Start of Records provided

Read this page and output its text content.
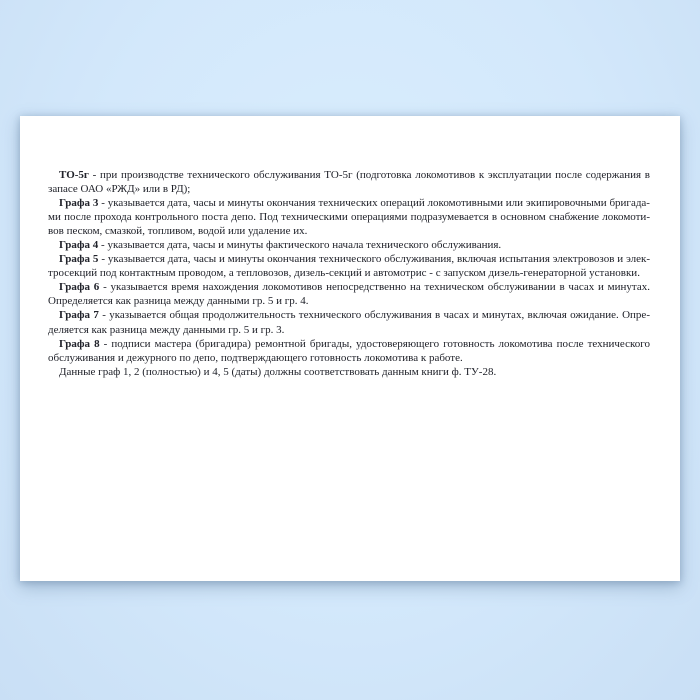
ТО-5г - при производстве технического обслуживания ТО-5г (подготовка локомотивов к эксплуатации после содержания в
запасе ОАО «РЖД» или в РД);
Графа 3 - указывается дата, часы и минуты окончания технических операций локомотивными или экипировочными бригада-
ми после прохода контрольного поста депо. Под техническими операциями подразумевается в основном снабжение локомоти-
вов песком, смазкой, топливом, водой или удаление их.
Графа 4 - указывается дата, часы и минуты фактического начала технического обслуживания.
Графа 5 - указывается дата, часы и минуты окончания технического обслуживания, включая испытания электровозов и элек-
тросекций под контактным проводом, а тепловозов, дизель-секций и автомотрис - с запуском дизель-генераторной установки.
Графа 6 - указывается время нахождения локомотивов непосредственно на техническом обслуживании в часах и минутах.
Определяется как разница между данными гр. 5 и гр. 4.
Графа 7 - указывается общая продолжительность технического обслуживания в часах и минутах, включая ожидание. Опре-
деляется как разница между данными гр. 5 и гр. 3.
Графа 8 - подписи мастера (бригадира) ремонтной бригады, удостоверяющего готовность локомотива после технического
обслуживания и дежурного по депо, подтверждающего готовность локомотива к работе.
Данные граф 1, 2 (полностью) и 4, 5 (даты) должны соответствовать данным книги ф. ТУ-28.
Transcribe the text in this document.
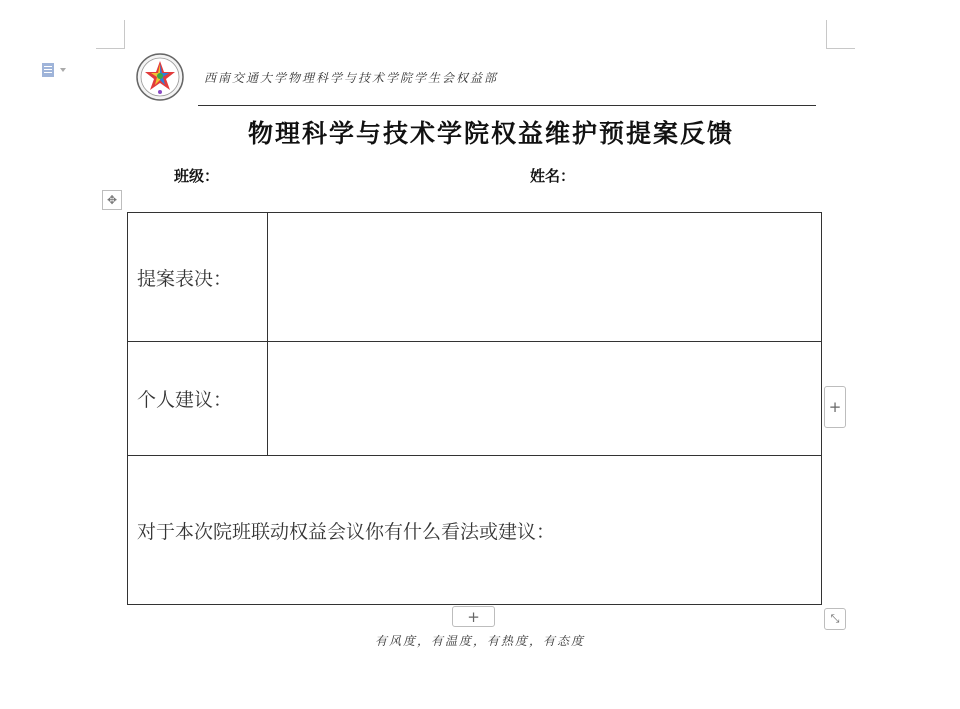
西南交通大学物理科学与技术学院学生会权益部
物理科学与技术学院权益维护预提案反馈
班级：	姓名：
✥
提案表决：	
个人建议：	
对于本次院班联动权益会议你有什么看法或建议：	
+
+	⤡
有风度，有温度，有热度，有态度
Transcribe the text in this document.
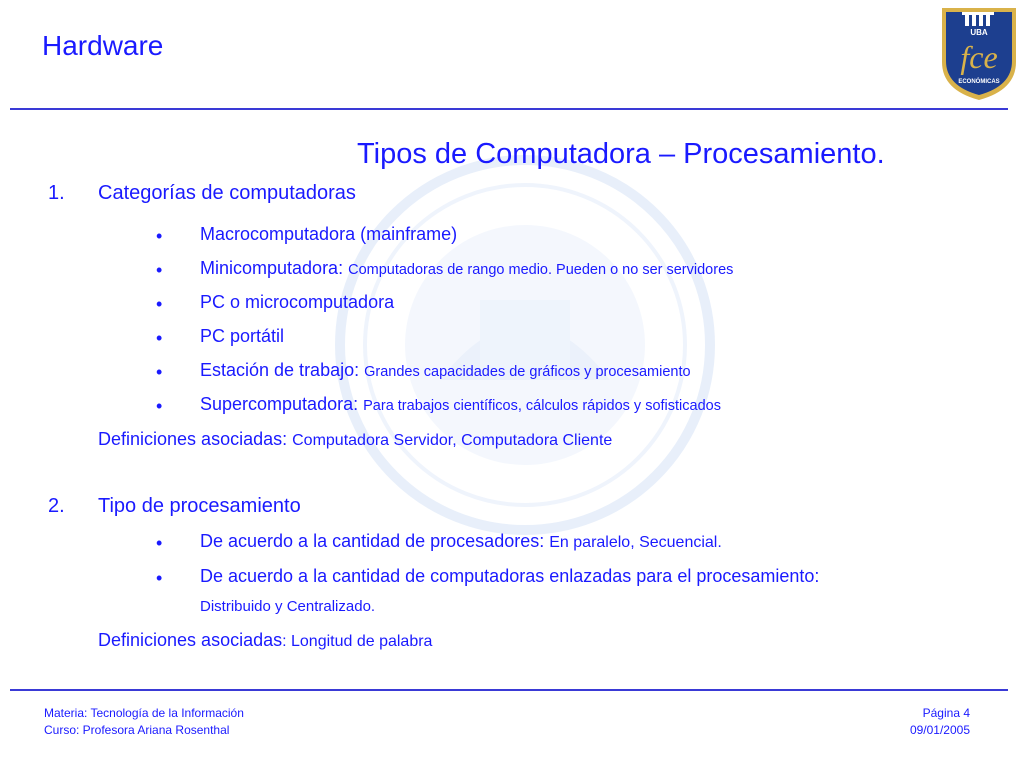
Hardware	UBA
fce
ECONÓMICAS
Tipos de Computadora – Procesamiento.
1. Categorías de computadoras
• Macrocomputadora (mainframe)
• Minicomputadora: Computadoras de rango medio. Pueden o no ser servidores
• PC o microcomputadora
• PC portátil
• Estación de trabajo: Grandes capacidades de gráficos y procesamiento
• Supercomputadora: Para trabajos científicos, cálculos rápidos y sofisticados
Definiciones asociadas: Computadora Servidor, Computadora Cliente
2. Tipo de procesamiento
• De acuerdo a la cantidad de procesadores: En paralelo, Secuencial.
• De acuerdo a la cantidad de computadoras enlazadas para el procesamiento:
Distribuido y Centralizado.
Definiciones asociadas: Longitud de palabra
Materia: Tecnología de la Información
Curso: Profesora Ariana Rosenthal
Página 4
09/01/2005
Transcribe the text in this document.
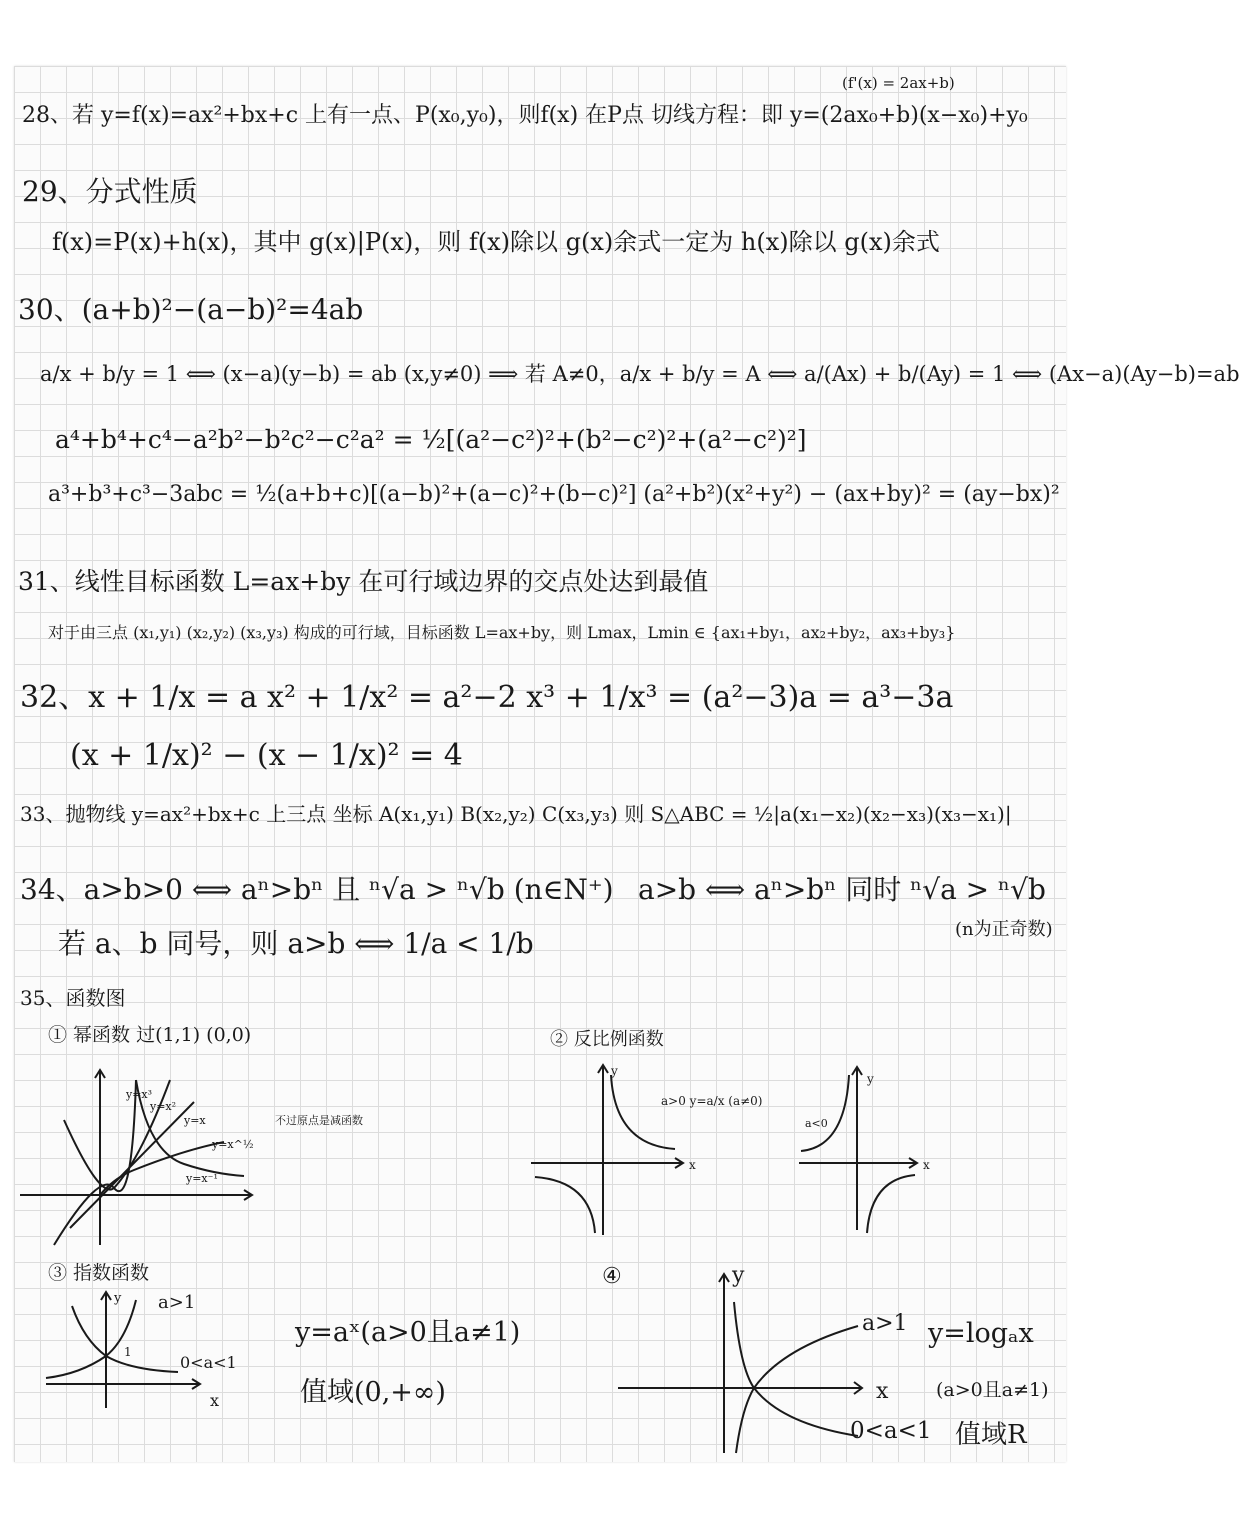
(f'(x) = 2ax+b)
28、若 y=f(x)=ax²+bx+c 上有一点、P(x₀,y₀)，则f(x) 在P点 切线方程：即 y=(2ax₀+b)(x−x₀)+y₀
29、分式性质
f(x)=P(x)+h(x)，其中 g(x)|P(x)，则 f(x)除以 g(x)余式一定为 h(x)除以 g(x)余式
30、(a+b)²−(a−b)²=4ab
a/x + b/y = 1 ⟺ (x−a)(y−b) = ab (x,y≠0) ⟹ 若 A≠0，a/x + b/y = A ⟺ a/(Ax) + b/(Ay) = 1 ⟺ (Ax−a)(Ay−b)=ab
a⁴+b⁴+c⁴−a²b²−b²c²−c²a² = ½[(a²−c²)²+(b²−c²)²+(a²−c²)²]
a³+b³+c³−3abc = ½(a+b+c)[(a−b)²+(a−c)²+(b−c)²] (a²+b²)(x²+y²) − (ax+by)² = (ay−bx)²
31、线性目标函数 L=ax+by 在可行域边界的交点处达到最值
对于由三点 (x₁,y₁) (x₂,y₂) (x₃,y₃) 构成的可行域，目标函数 L=ax+by，则 Lmax，Lmin ∈ {ax₁+by₁，ax₂+by₂，ax₃+by₃}
32、x + 1/x = a x² + 1/x² = a²−2 x³ + 1/x³ = (a²−3)a = a³−3a
(x + 1/x)² − (x − 1/x)² = 4
33、抛物线 y=ax²+bx+c 上三点 坐标 A(x₁,y₁) B(x₂,y₂) C(x₃,y₃) 则 S△ABC = ½|a(x₁−x₂)(x₂−x₃)(x₃−x₁)|
34、a>b>0 ⟺ aⁿ>bⁿ 且 ⁿ√a > ⁿ√b (n∈N⁺) a>b ⟺ aⁿ>bⁿ 同时 ⁿ√a > ⁿ√b
(n为正奇数)
若 a、b 同号，则 a>b ⟺ 1/a < 1/b
35、函数图
① 幂函数 过(1,1) (0,0)
y=x³
y=x²
y=x
y=x^½
y=x⁻¹
不过原点是减函数
② 反比例函数
x
y
a>0 y=a/x (a≠0)
x
y
a<0
③ 指数函数
y a>1
1
0<a<1
x
y=aˣ(a>0且a≠1)
值域(0,+∞)
④	y
a>1
x
y=logₐx
(a>0且a≠1)
0<a<1 值域R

End of Records provided

**What the task asks**
Return every line from the records above that holds the word "минутах".

**Answer to this task**
Графа 6 - указывается время нахождения локомотивов непосредственно на техническом обслуживании в часах и минутах.
Графа 7 - указывается общая продолжительность технического обслуживания в часах и минутах, включая ожидание. Опре-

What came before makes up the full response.